[Description of the task] Output only the span of lines that begins at the line containing "Output a JSON" and ends at the last line of the data, both included, exactly as they appear.

[Records for the exercise]
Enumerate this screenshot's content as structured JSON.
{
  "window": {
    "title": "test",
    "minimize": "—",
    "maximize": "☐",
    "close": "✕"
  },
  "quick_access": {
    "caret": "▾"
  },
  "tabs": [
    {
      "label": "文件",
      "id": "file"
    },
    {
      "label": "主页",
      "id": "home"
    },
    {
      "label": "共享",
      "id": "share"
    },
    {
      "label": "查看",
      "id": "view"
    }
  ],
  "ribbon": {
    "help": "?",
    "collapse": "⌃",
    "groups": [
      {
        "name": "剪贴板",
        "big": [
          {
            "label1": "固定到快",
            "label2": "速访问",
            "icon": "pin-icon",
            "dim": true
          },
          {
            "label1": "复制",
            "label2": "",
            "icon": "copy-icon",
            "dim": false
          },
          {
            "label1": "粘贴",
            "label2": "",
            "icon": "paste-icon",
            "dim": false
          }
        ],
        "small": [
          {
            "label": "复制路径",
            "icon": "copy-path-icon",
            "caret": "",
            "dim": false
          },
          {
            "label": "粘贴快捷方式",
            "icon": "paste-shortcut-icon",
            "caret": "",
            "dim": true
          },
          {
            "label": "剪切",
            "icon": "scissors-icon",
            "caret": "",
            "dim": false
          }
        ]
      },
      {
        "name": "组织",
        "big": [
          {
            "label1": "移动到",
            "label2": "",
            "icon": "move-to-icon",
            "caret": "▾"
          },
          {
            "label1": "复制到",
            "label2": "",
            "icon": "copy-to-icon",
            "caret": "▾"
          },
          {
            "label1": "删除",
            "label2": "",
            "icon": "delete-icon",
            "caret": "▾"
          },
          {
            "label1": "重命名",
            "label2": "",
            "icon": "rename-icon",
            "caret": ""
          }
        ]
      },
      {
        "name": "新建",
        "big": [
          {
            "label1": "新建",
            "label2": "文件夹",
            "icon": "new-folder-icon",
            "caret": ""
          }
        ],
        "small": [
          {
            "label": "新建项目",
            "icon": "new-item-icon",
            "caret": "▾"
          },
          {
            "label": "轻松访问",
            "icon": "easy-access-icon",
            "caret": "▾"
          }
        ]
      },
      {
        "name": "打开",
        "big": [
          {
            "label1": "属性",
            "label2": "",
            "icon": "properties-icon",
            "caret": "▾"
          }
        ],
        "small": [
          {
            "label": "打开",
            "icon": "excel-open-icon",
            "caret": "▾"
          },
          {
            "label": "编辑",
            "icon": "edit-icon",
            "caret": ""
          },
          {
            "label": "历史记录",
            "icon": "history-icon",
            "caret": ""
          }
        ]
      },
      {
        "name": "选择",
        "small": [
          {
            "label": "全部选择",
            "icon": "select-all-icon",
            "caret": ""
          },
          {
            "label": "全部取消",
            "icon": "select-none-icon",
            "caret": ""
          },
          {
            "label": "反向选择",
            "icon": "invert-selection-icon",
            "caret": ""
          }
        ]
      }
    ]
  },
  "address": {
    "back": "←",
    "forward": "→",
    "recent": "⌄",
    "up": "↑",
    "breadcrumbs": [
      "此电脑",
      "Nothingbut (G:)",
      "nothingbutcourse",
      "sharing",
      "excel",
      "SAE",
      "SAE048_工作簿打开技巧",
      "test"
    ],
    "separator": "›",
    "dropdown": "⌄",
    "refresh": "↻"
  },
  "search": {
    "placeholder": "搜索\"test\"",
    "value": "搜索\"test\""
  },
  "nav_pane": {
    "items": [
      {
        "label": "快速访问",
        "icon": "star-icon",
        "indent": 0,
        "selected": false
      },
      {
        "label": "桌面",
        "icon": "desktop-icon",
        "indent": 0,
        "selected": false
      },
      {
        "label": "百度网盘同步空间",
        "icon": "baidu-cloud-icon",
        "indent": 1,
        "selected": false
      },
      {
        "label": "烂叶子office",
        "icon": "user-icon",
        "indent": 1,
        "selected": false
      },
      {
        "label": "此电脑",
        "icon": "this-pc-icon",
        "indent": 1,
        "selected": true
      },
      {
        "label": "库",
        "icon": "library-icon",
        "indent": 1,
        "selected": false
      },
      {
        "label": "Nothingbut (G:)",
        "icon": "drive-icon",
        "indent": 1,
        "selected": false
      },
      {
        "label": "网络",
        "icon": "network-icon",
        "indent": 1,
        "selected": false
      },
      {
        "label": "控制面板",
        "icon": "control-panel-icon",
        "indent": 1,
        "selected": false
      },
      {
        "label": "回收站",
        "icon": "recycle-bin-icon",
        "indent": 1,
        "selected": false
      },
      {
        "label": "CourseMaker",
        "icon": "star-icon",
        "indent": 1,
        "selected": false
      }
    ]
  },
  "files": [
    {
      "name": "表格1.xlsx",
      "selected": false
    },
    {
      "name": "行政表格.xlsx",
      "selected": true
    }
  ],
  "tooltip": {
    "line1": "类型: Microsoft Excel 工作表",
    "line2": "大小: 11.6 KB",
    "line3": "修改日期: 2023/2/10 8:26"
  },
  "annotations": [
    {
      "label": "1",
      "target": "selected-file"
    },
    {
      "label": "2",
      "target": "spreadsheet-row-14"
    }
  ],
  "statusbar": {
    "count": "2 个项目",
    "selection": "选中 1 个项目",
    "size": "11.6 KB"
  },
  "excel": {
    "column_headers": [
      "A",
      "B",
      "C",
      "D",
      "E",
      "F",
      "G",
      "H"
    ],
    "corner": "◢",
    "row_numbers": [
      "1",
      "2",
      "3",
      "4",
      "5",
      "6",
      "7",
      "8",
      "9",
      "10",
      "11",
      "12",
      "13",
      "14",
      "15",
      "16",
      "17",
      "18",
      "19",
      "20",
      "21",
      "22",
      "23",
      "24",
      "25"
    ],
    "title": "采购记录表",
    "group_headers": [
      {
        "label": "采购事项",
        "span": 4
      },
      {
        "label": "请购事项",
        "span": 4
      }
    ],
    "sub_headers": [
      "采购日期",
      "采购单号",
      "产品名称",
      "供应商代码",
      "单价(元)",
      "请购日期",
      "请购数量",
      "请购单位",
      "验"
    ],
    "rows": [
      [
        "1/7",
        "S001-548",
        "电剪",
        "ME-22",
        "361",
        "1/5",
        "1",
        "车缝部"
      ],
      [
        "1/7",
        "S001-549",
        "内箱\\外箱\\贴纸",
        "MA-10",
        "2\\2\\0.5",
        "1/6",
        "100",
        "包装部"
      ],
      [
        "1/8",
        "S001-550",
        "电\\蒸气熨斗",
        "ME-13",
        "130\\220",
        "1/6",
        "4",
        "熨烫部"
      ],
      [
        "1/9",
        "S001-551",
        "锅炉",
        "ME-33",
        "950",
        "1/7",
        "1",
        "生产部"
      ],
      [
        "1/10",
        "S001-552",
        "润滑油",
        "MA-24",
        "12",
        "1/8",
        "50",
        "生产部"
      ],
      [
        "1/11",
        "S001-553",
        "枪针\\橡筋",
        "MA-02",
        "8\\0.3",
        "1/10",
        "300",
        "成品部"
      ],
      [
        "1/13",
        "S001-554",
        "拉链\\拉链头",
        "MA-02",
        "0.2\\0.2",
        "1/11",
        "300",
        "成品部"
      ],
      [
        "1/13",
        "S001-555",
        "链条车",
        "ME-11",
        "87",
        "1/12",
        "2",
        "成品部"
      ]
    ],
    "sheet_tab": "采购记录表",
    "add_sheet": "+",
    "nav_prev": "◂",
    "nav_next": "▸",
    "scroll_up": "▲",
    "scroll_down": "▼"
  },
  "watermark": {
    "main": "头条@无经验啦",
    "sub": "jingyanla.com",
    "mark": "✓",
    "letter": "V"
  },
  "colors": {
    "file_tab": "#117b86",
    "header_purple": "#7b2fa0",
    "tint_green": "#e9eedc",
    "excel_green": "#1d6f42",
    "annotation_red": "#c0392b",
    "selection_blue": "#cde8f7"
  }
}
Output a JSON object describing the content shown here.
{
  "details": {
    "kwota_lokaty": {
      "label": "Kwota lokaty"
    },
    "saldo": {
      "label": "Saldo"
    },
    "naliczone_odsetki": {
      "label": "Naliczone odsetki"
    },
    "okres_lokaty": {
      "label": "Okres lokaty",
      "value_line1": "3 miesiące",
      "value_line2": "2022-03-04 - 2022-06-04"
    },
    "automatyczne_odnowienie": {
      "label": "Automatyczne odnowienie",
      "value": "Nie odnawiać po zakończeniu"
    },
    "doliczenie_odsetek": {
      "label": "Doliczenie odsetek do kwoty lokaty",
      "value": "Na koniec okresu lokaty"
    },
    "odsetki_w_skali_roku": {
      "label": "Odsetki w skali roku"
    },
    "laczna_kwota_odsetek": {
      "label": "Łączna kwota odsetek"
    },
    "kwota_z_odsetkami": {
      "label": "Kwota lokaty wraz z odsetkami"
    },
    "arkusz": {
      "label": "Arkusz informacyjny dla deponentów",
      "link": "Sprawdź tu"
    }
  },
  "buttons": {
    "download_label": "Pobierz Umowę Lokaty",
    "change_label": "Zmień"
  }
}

[Answer to this problem]
Output a JSON object describing the content shown here.
{
  "details": {
    "kwota_lokaty": {
      "label": "Kwota lokaty"
    },
    "saldo": {
      "label": "Saldo"
    },
    "naliczone_odsetki": {
      "label": "Naliczone odsetki"
    },
    "okres_lokaty": {
      "label": "Okres lokaty",
      "value_line1": "3 miesiące",
      "value_line2": "2022-03-04 - 2022-06-04"
    },
    "automatyczne_odnowienie": {
      "label": "Automatyczne odnowienie",
      "value": "Nie odnawiać po zakończeniu"
    },
    "doliczenie_odsetek": {
      "label": "Doliczenie odsetek do kwoty lokaty",
      "value": "Na koniec okresu lokaty"
    },
    "odsetki_w_skali_roku": {
      "label": "Odsetki w skali roku"
    },
    "laczna_kwota_odsetek": {
      "label": "Łączna kwota odsetek"
    },
    "kwota_z_odsetkami": {
      "label": "Kwota lokaty wraz z odsetkami"
    },
    "arkusz": {
      "label": "Arkusz informacyjny dla deponentów",
      "link": "Sprawdź tu"
    }
  },
  "buttons": {
    "download_label": "Pobierz Umowę Lokaty",
    "change_label": "Zmień"
  }
}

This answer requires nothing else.